_Given exercise_.
In the data below, locate each line with the word "расходы" and list it.

_Dataset rows_.
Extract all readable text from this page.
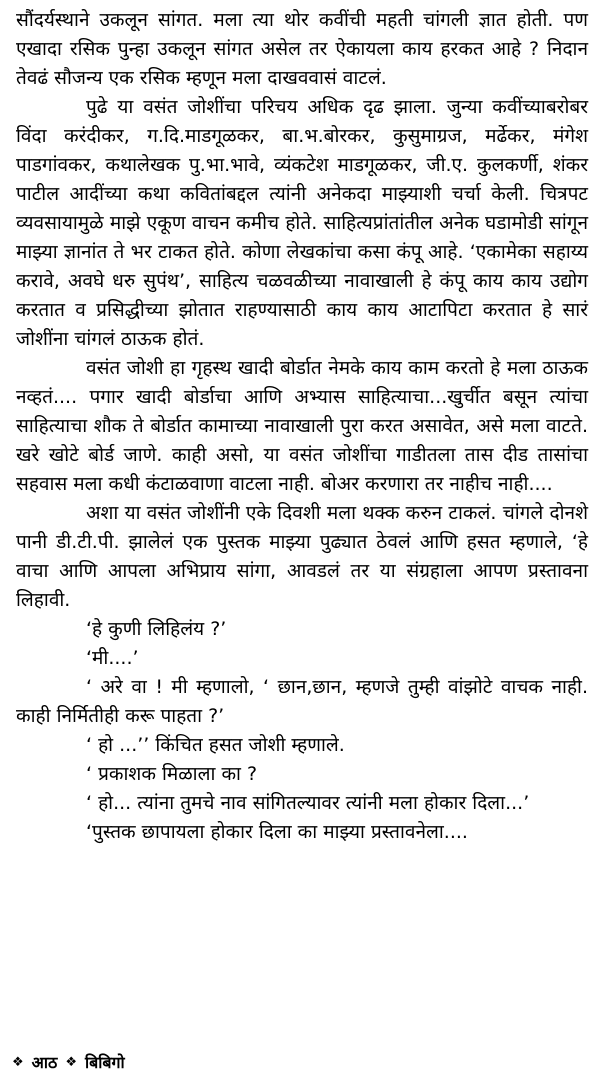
सौंदर्यस्थाने उकलून सांगत. मला त्या थोर कवींची महती चांगली ज्ञात होती. पण एखादा रसिक पुन्हा उकलून सांगत असेल तर ऐकायला काय हरकत आहे ? निदान तेवढं सौजन्य एक रसिक म्हणून मला दाखववासं वाटलं.

पुढे या वसंत जोशींचा परिचय अधिक दृढ झाला. जुन्या कवींच्याबरोबर विंदा करंदीकर, ग.दि.माडगूळकर, बा.भ.बोरकर, कुसुमाग्रज, मर्ढेकर, मंगेश पाडगांवकर, कथालेखक पु.भा.भावे, व्यंकटेश माडगूळकर, जी.ए. कुलकर्णी, शंकर पाटील आदींच्या कथा कवितांबद्दल त्यांनी अनेकदा माझ्याशी चर्चा केली. चित्रपट व्यवसायामुळे माझे एकूण वाचन कमीच होते. साहित्यप्रांतांतील अनेक घडामोडी सांगून माझ्या ज्ञानांत ते भर टाकत होते. कोणा लेखकांचा कसा कंपू आहे. ‘एकामेका सहाय्य करावे, अवघे धरु सुपंथ’, साहित्य चळवळीच्या नावाखाली हे कंपू काय काय उद्योग करतात व प्रसिद्धीच्या झोतात राहण्यासाठी काय काय आटापिटा करतात हे सारं जोशींना चांगलं ठाऊक होतं.

वसंत जोशी हा गृहस्थ खादी बोर्डात नेमके काय काम करतो हे मला ठाऊक नव्हतं.... पगार खादी बोर्डाचा आणि अभ्यास साहित्याचा...खुर्चीत बसून त्यांचा साहित्याचा शौक ते बोर्डात कामाच्या नावाखाली पुरा करत असावेत, असे मला वाटते. खरे खोटे बोर्ड जाणे. काही असो, या वसंत जोशींचा गाडीतला तास दीड तासांचा सहवास मला कधी कंटाळवाणा वाटला नाही. बोअर करणारा तर नाहीच नाही....

अशा या वसंत जोशींनी एके दिवशी मला थक्क करुन टाकलं. चांगले दोनशे पानी डी.टी.पी. झालेलं एक पुस्तक माझ्या पुढ्यात ठेवलं आणि हसत म्हणाले, ‘हे वाचा आणि आपला अभिप्राय सांगा, आवडलं तर या संग्रहाला आपण प्रस्तावना लिहावी.

‘हे कुणी लिहिलंय ?’

‘मी....’

‘ अरे वा ! मी म्हणालो, ‘ छान,छान, म्हणजे तुम्ही वांझोटे वाचक नाही. काही निर्मितीही करू पाहता ?’

‘ हो ...’’ किंचित हसत जोशी म्हणाले.

‘ प्रकाशक मिळाला का ?

‘ हो... त्यांना तुमचे नाव सांगितल्यावर त्यांनी मला होकार दिला...’

‘पुस्तक छापायला होकार दिला का माझ्या प्रस्तावनेला....

❖ आठ ❖ बिबिगो
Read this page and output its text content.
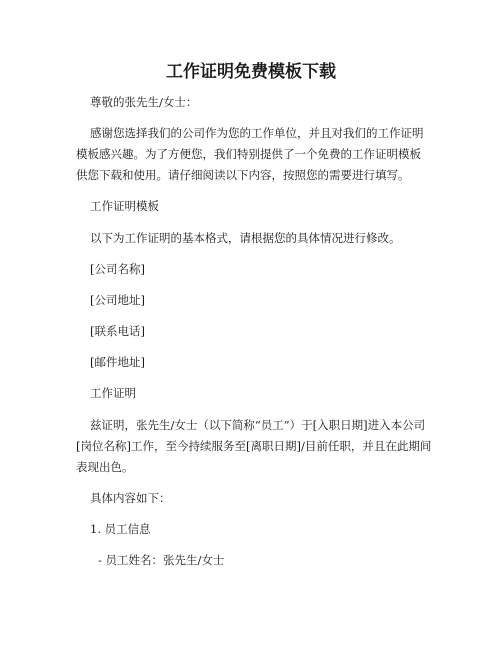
工作证明免费模板下载
尊敬的张先生/女士：
感谢您选择我们的公司作为您的工作单位，并且对我们的工作证明
模板感兴趣。为了方便您，我们特别提供了一个免费的工作证明模板
供您下载和使用。请仔细阅读以下内容，按照您的需要进行填写。
工作证明模板
以下为工作证明的基本格式，请根据您的具体情况进行修改。
[公司名称]
[公司地址]
[联系电话]
[邮件地址]
工作证明
兹证明，张先生/女士（以下简称“员工”）于[入职日期]进入本公司
[岗位名称]工作，至今持续服务至[离职日期]/目前任职，并且在此期间
表现出色。
具体内容如下：
1. 员工信息
- 员工姓名：张先生/女士
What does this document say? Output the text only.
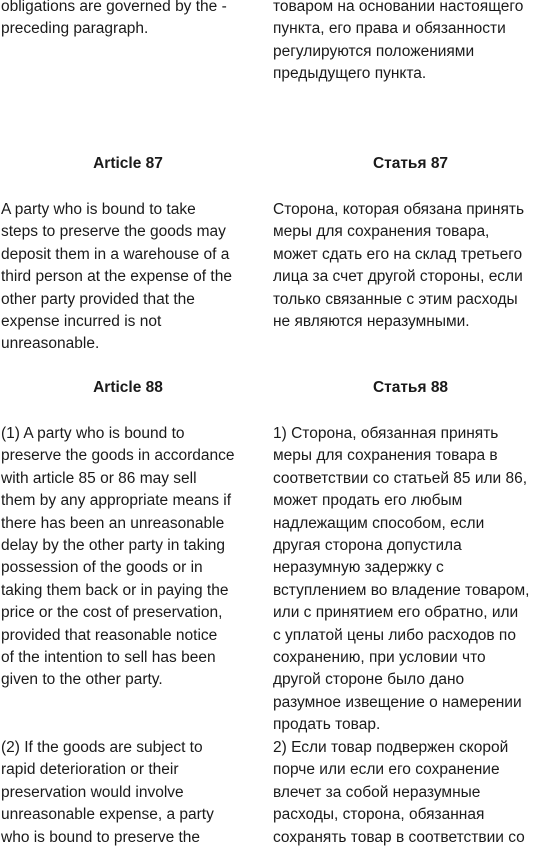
obligations are governed by the -
preceding paragraph.

товаром на основании настоящего
пункта, его права и обязанности
регулируются положениями
предыдущего пункта.

Article 87	Статья 87

A party who is bound to take
steps to preserve the goods may
deposit them in a warehouse of a
third person at the expense of the
other party provided that the
expense incurred is not
unreasonable.

Сторона, которая обязана принять
меры для сохранения товара,
может сдать его на склад третьего
лица за счет другой стороны, если
только связанные с этим расходы
не являются неразумными.

Article 88	Статья 88

(1) A party who is bound to
preserve the goods in accordance
with article 85 or 86 may sell
them by any appropriate means if
there has been an unreasonable
delay by the other party in taking
possession of the goods or in
taking them back or in paying the
price or the cost of preservation,
provided that reasonable notice
of the intention to sell has been
given to the other party.

1) Сторона, обязанная принять
меры для сохранения товара в
соответствии со статьей 85 или 86,
может продать его любым
надлежащим способом, если
другая сторона допустила
неразумную задержку с
вступлением во владение товаром,
или с принятием его обратно, или
с уплатой цены либо расходов по
сохранению, при условии что
другой стороне было дано
разумное извещение о намерении
продать товар.

(2) If the goods are subject to
rapid deterioration or their
preservation would involve
unreasonable expense, a party
who is bound to preserve the

2) Если товар подвержен скорой
порче или если его сохранение
влечет за собой неразумные
расходы, сторона, обязанная
сохранять товар в соответствии со
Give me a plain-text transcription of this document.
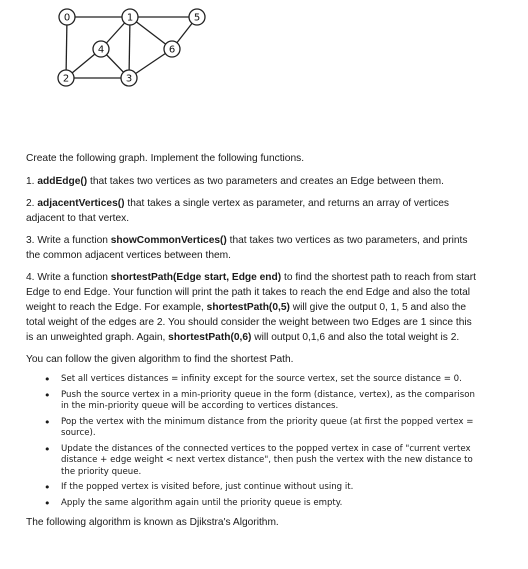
0	1	5
4	6
2	3

Create the following graph. Implement the following functions.

1. addEdge() that takes two vertices as two parameters and creates an Edge between them.

2. adjacentVertices() that takes a single vertex as parameter, and returns an array of vertices adjacent to that vertex.

3. Write a function showCommonVertices() that takes two vertices as two parameters, and prints the common adjacent vertices between them.

4. Write a function shortestPath(Edge start, Edge end) to find the shortest path to reach from start Edge to end Edge. Your function will print the path it takes to reach the end Edge and also the total weight to reach the Edge. For example, shortestPath(0,5) will give the output 0, 1, 5 and also the total weight of the edges are 2. You should consider the weight between two Edges are 1 since this is an unweighted graph. Again, shortestPath(0,6) will output 0,1,6 and also the total weight is 2.

You can follow the given algorithm to find the shortest Path.

• Set all vertices distances = infinity except for the source vertex, set the source distance = 0.
• Push the source vertex in a min-priority queue in the form (distance, vertex), as the comparison in the min-priority queue will be according to vertices distances.
• Pop the vertex with the minimum distance from the priority queue (at first the popped vertex = source).
• Update the distances of the connected vertices to the popped vertex in case of "current vertex distance + edge weight < next vertex distance", then push the vertex with the new distance to the priority queue.
• If the popped vertex is visited before, just continue without using it.
• Apply the same algorithm again until the priority queue is empty.

The following algorithm is known as Djikstra's Algorithm.
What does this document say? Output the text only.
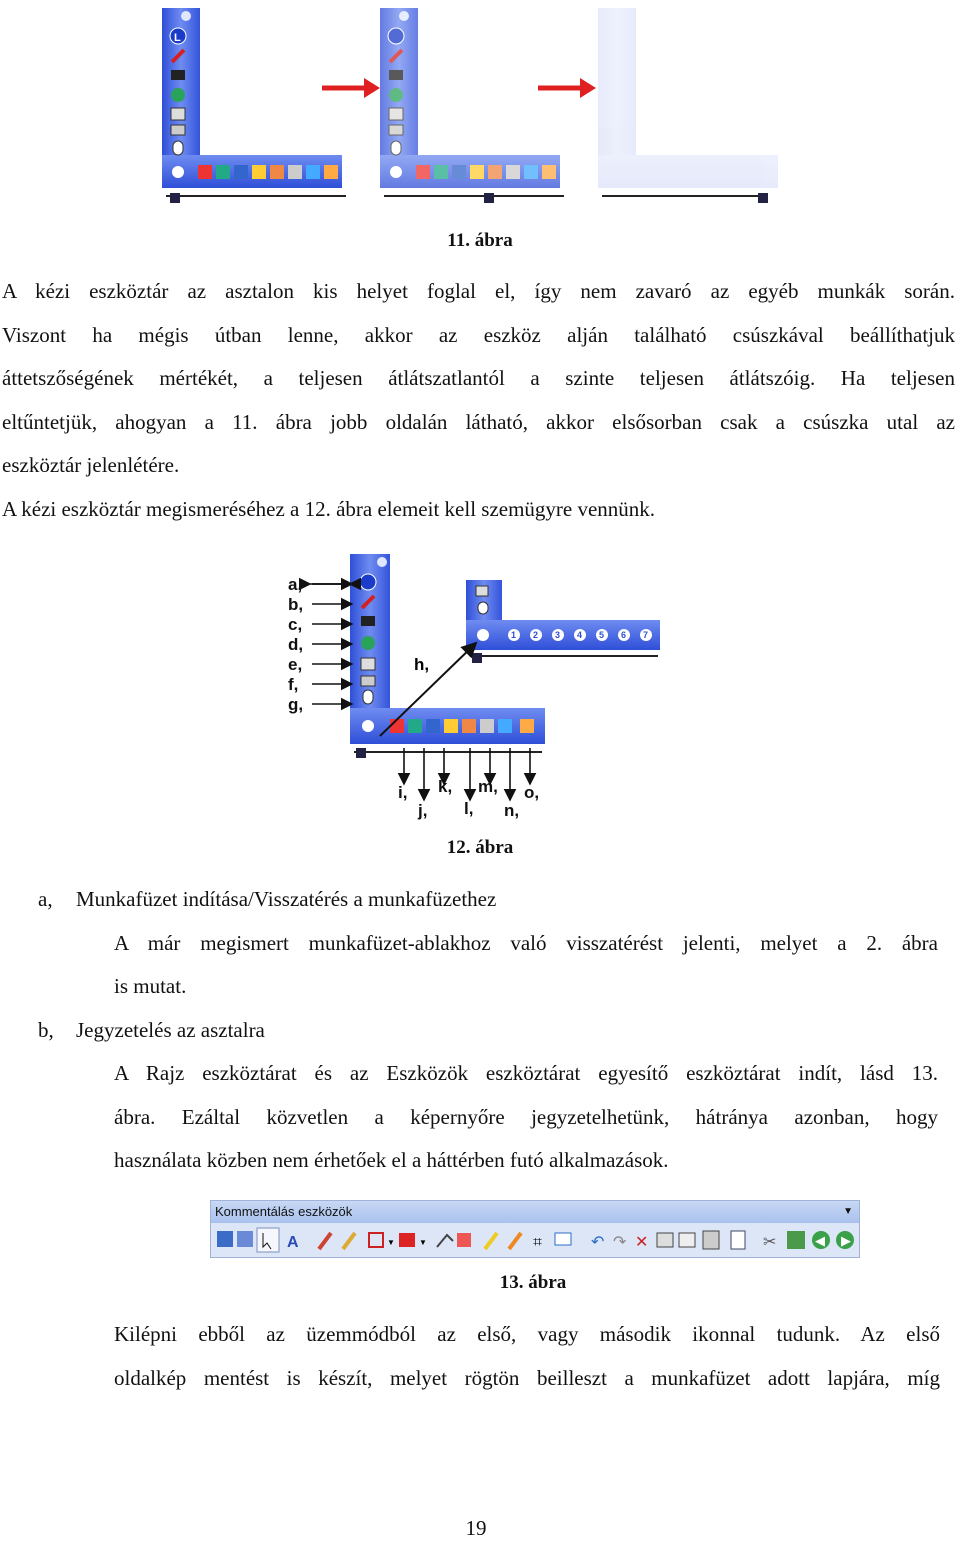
L
11. ábra
A kézi eszköztár az asztalon kis helyet foglal el, így nem zavaró az egyéb munkák során.
Viszont ha mégis útban lenne, akkor az eszköz alján található csúszkával beállíthatjuk
áttetszőségének mértékét, a teljesen átlátszatlantól a szinte teljesen átlátszóig. Ha teljesen
eltűntetjük, ahogyan a 11. ábra jobb oldalán látható, akkor elsősorban csak a csúszka utal az
eszköztár jelenlétére.
A kézi eszköztár megismeréséhez a 12. ábra elemeit kell szemügyre vennünk.
1 2 3 4 5 6 7
a,
b,
c,
d,
e,
f,
g,
h,
i, k, m, o,
j, l, n,
12. ábra
a, Munkafüzet indítása/Visszatérés a munkafüzethez
A már megismert munkafüzet-ablakhoz való visszatérést jelenti, melyet a 2. ábra
is mutat.
b, Jegyzetelés az asztalra
A Rajz eszköztárat és az Eszközök eszköztárat egyesítő eszköztárat indít, lásd 13.
ábra. Ezáltal közvetlen a képernyőre jegyzetelhetünk, hátránya azonban, hogy
használata közben nem érhetőek el a háttérben futó alkalmazások.
Kommentálás eszközök	▼
A	▼	▼	⌗	↶ ↷ ✕	✂	◀ ▶
13. ábra
Kilépni ebből az üzemmódból az első, vagy második ikonnal tudunk. Az első
oldalkép mentést is készít, melyet rögtön beilleszt a munkafüzet adott lapjára, míg
19
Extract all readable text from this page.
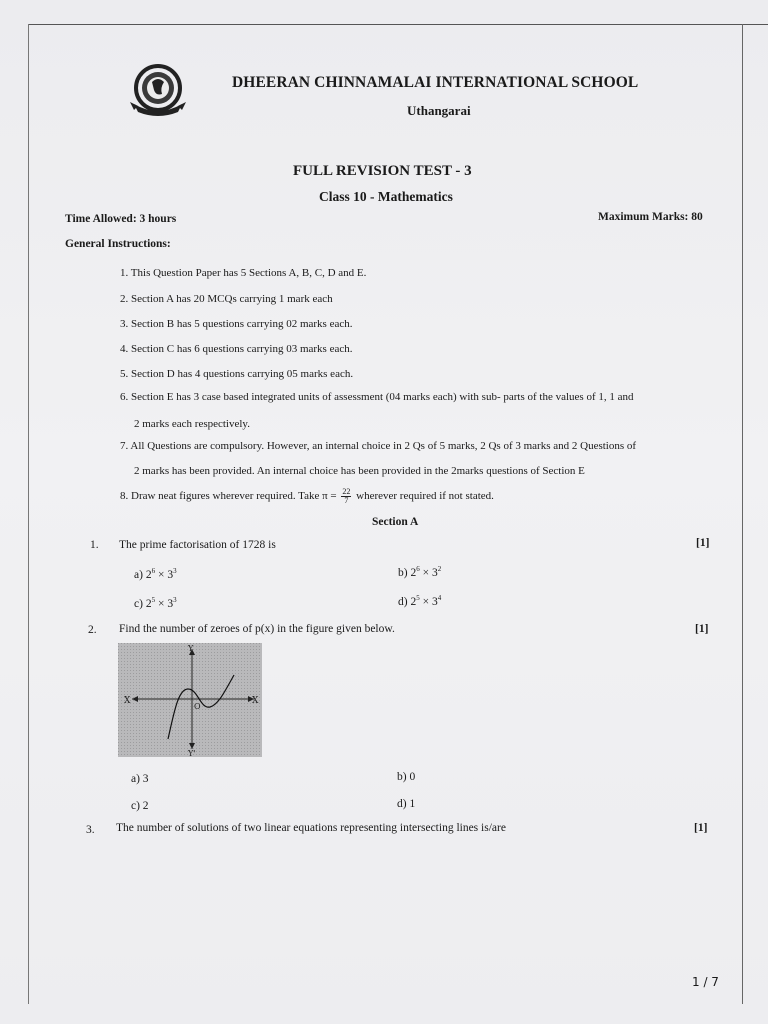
DHEERAN CHINNAMALAI INTERNATIONAL SCHOOL
Uthangarai
FULL REVISION TEST - 3
Class 10 - Mathematics
Time Allowed: 3 hours	Maximum Marks: 80
General Instructions:
1. This Question Paper has 5 Sections A, B, C, D and E.
2. Section A has 20 MCQs carrying 1 mark each
3. Section B has 5 questions carrying 02 marks each.
4. Section C has 6 questions carrying 03 marks each.
5. Section D has 4 questions carrying 05 marks each.
6. Section E has 3 case based integrated units of assessment (04 marks each) with sub- parts of the values of 1, 1 and
2 marks each respectively.
7. All Questions are compulsory. However, an internal choice in 2 Qs of 5 marks, 2 Qs of 3 marks and 2 Questions of
2 marks has been provided. An internal choice has been provided in the 2marks questions of Section E
8. Draw neat figures wherever required. Take $\pi = \frac{22}{7}$ wherever required if not stated.
Section A
1. The prime factorisation of 1728 is	[1]
a) $2^6 \times 3^3$	b) $2^6 \times 3^2$
c) $2^5 \times 3^3$	d) $2^5 \times 3^4$
2. Find the number of zeroes of p(x) in the figure given below.	[1]
X	X
Y
Y'
O
a) 3	b) 0
c) 2	d) 1
3. The number of solutions of two linear equations representing intersecting lines is/are	[1]
1 / 7
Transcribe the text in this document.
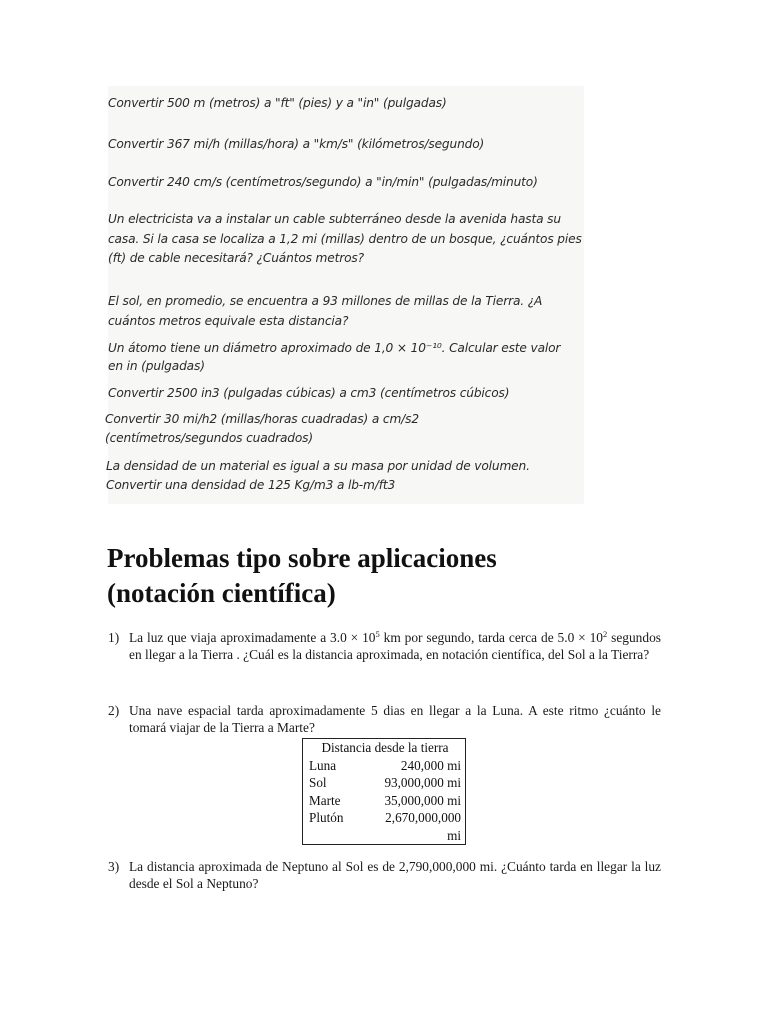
Convertir 500 m (metros) a "ft" (pies) y a "in" (pulgadas)

Convertir 367 mi/h (millas/hora) a "km/s" (kilómetros/segundo)

Convertir 240 cm/s (centímetros/segundo) a "in/min" (pulgadas/minuto)

Un electricista va a instalar un cable subterráneo desde la avenida hasta su

casa. Si la casa se localiza a 1,2 mi (millas) dentro de un bosque, ¿cuántos pies

(ft) de cable necesitará? ¿Cuántos metros?

El sol, en promedio, se encuentra a 93 millones de millas de la Tierra. ¿A

cuántos metros equivale esta distancia?

Un átomo tiene un diámetro aproximado de 1,0 × 10⁻¹⁰. Calcular este valor

en in (pulgadas)

Convertir 2500 in3 (pulgadas cúbicas) a cm3 (centímetros cúbicos)

Convertir 30 mi/h2 (millas/horas cuadradas) a cm/s2

(centímetros/segundos cuadrados)

La densidad de un material es igual a su masa por unidad de volumen.

Convertir una densidad de 125 Kg/m3 a lb-m/ft3

Problemas tipo sobre aplicaciones
(notación científica)
1) La luz que viaja aproximadamente a $3.0 \times 10^5$ km por segundo, tarda cerca de $5.0 \times 10^2$ segundos en llegar a la Tierra . ¿Cuál es la distancia aproximada, en notación científica, del Sol a la Tierra?
2) Una nave espacial tarda aproximadamente 5 dias en llegar a la Luna. A este ritmo ¿cuánto le tomará viajar de la Tierra a Marte?
Distancia desde la tierra	
Luna	240,000 mi
Sol	93,000,000 mi
Marte	35,000,000 mi
Plutón	2,670,000,000 mi
3) La distancia aproximada de Neptuno al Sol es de 2,790,000,000 mi. ¿Cuánto tarda en llegar la luz desde el Sol a Neptuno?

_Written answer_.
только связанные с этим расходы
расходы, сторона, обязанная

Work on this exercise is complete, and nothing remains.